--- begin ---

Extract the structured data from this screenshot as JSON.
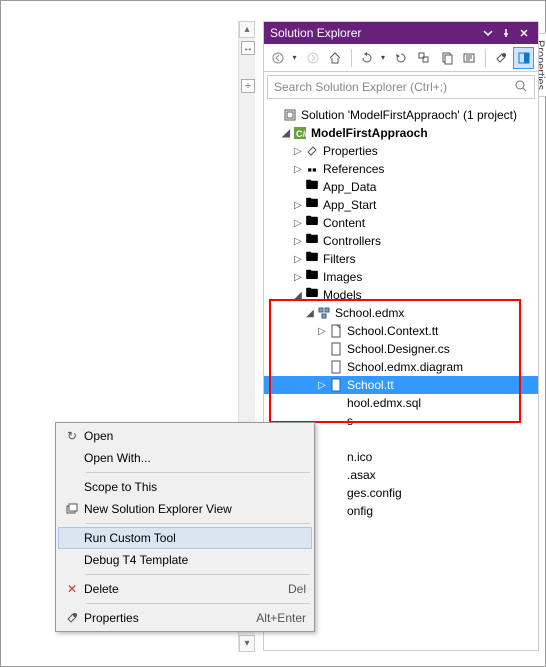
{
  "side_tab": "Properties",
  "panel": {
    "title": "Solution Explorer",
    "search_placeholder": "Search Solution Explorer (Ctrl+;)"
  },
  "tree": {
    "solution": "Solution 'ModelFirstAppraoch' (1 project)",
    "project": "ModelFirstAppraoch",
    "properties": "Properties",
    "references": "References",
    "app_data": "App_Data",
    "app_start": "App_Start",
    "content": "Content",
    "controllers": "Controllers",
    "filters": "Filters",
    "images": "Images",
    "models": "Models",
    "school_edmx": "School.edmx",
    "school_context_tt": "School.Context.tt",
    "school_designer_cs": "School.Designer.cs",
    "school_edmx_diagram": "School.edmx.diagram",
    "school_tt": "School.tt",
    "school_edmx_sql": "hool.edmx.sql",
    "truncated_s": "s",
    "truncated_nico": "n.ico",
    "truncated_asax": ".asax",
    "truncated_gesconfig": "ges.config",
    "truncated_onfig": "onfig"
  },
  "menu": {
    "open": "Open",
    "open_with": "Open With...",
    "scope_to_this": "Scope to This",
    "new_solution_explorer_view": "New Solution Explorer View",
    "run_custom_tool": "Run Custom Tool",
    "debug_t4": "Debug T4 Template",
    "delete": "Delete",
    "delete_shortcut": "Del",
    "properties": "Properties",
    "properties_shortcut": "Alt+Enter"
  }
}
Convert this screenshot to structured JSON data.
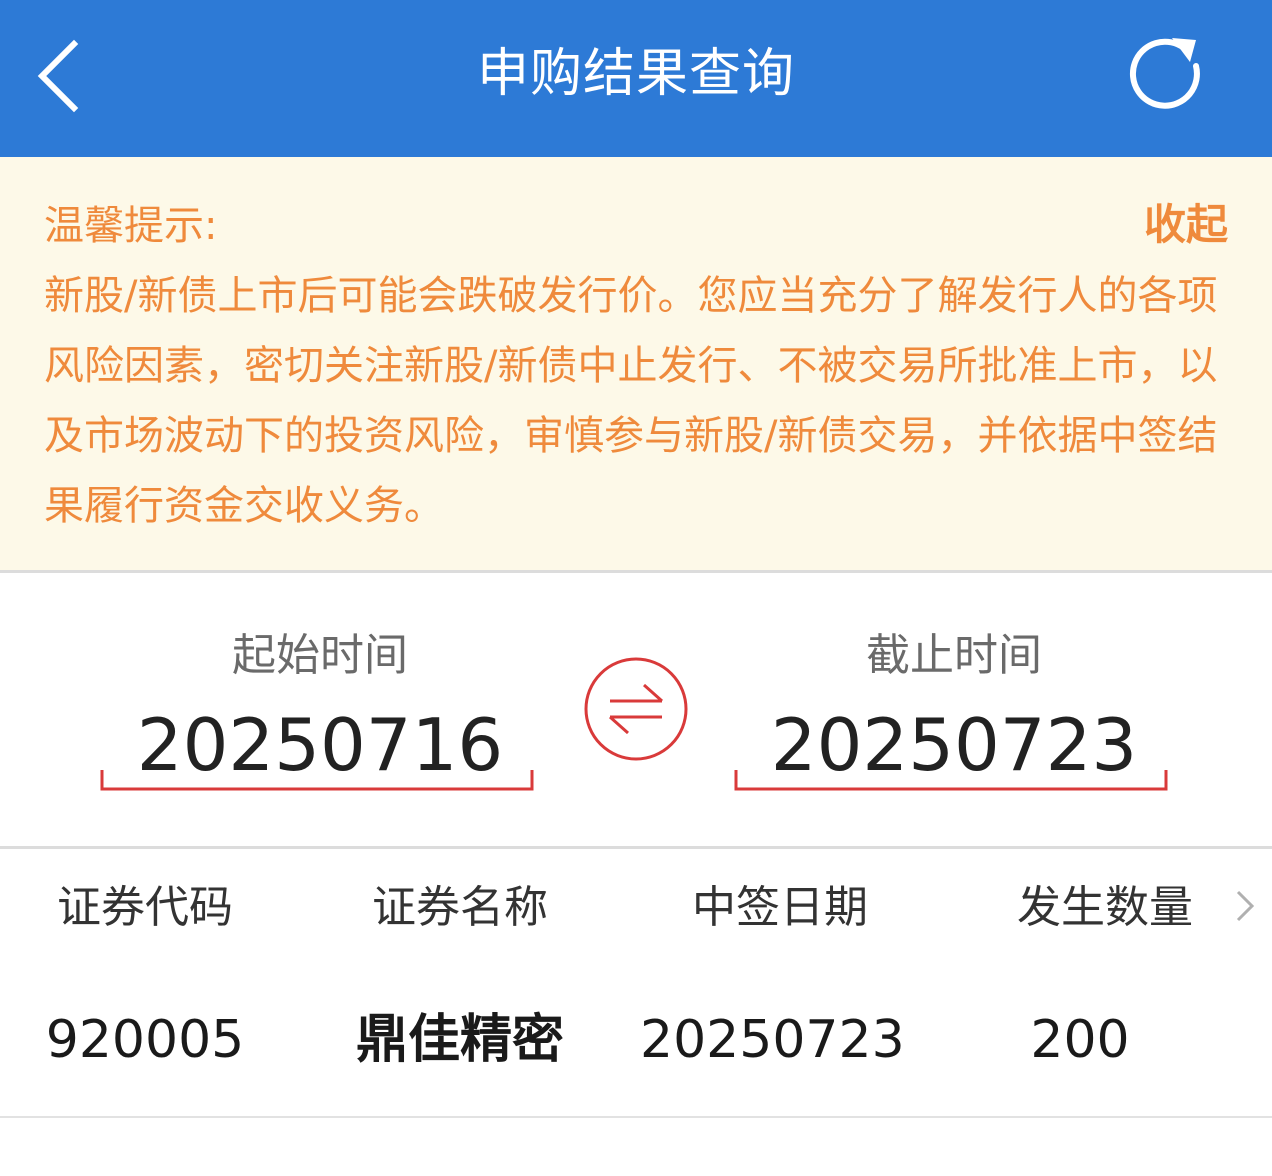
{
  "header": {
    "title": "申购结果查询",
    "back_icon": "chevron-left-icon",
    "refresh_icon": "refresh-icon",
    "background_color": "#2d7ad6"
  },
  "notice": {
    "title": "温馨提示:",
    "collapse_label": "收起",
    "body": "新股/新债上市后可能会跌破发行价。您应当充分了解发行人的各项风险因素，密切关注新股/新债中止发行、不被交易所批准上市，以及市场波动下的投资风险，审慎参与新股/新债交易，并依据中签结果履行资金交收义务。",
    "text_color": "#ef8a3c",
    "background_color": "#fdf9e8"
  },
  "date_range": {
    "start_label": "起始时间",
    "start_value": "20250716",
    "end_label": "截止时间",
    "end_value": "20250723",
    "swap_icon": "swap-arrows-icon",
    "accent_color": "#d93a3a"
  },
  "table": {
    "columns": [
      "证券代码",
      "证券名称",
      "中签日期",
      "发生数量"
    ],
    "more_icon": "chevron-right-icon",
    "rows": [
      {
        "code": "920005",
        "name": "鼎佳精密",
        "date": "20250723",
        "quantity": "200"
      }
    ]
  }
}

--- end ---

Write the records out once more, exactly as they appear, with no pictures.

## RESULT BELOW
Extract the structured data from this screenshot as JSON.
{
  "side_tab": "Properties",
  "panel": {
    "title": "Solution Explorer",
    "search_placeholder": "Search Solution Explorer (Ctrl+;)"
  },
  "tree": {
    "solution": "Solution 'ModelFirstAppraoch' (1 project)",
    "project": "ModelFirstAppraoch",
    "properties": "Properties",
    "references": "References",
    "app_data": "App_Data",
    "app_start": "App_Start",
    "content": "Content",
    "controllers": "Controllers",
    "filters": "Filters",
    "images": "Images",
    "models": "Models",
    "school_edmx": "School.edmx",
    "school_context_tt": "School.Context.tt",
    "school_designer_cs": "School.Designer.cs",
    "school_edmx_diagram": "School.edmx.diagram",
    "school_tt": "School.tt",
    "school_edmx_sql": "hool.edmx.sql",
    "truncated_s": "s",
    "truncated_nico": "n.ico",
    "truncated_asax": ".asax",
    "truncated_gesconfig": "ges.config",
    "truncated_onfig": "onfig"
  },
  "menu": {
    "open": "Open",
    "open_with": "Open With...",
    "scope_to_this": "Scope to This",
    "new_solution_explorer_view": "New Solution Explorer View",
    "run_custom_tool": "Run Custom Tool",
    "debug_t4": "Debug T4 Template",
    "delete": "Delete",
    "delete_shortcut": "Del",
    "properties": "Properties",
    "properties_shortcut": "Alt+Enter"
  }
}
Convert this screenshot to structured JSON data.
{
  "header": {
    "title": "申购结果查询",
    "back_icon": "chevron-left-icon",
    "refresh_icon": "refresh-icon",
    "background_color": "#2d7ad6"
  },
  "notice": {
    "title": "温馨提示:",
    "collapse_label": "收起",
    "body": "新股/新债上市后可能会跌破发行价。您应当充分了解发行人的各项风险因素，密切关注新股/新债中止发行、不被交易所批准上市，以及市场波动下的投资风险，审慎参与新股/新债交易，并依据中签结果履行资金交收义务。",
    "text_color": "#ef8a3c",
    "background_color": "#fdf9e8"
  },
  "date_range": {
    "start_label": "起始时间",
    "start_value": "20250716",
    "end_label": "截止时间",
    "end_value": "20250723",
    "swap_icon": "swap-arrows-icon",
    "accent_color": "#d93a3a"
  },
  "table": {
    "columns": [
      "证券代码",
      "证券名称",
      "中签日期",
      "发生数量"
    ],
    "more_icon": "chevron-right-icon",
    "rows": [
      {
        "code": "920005",
        "name": "鼎佳精密",
        "date": "20250723",
        "quantity": "200"
      }
    ]
  }
}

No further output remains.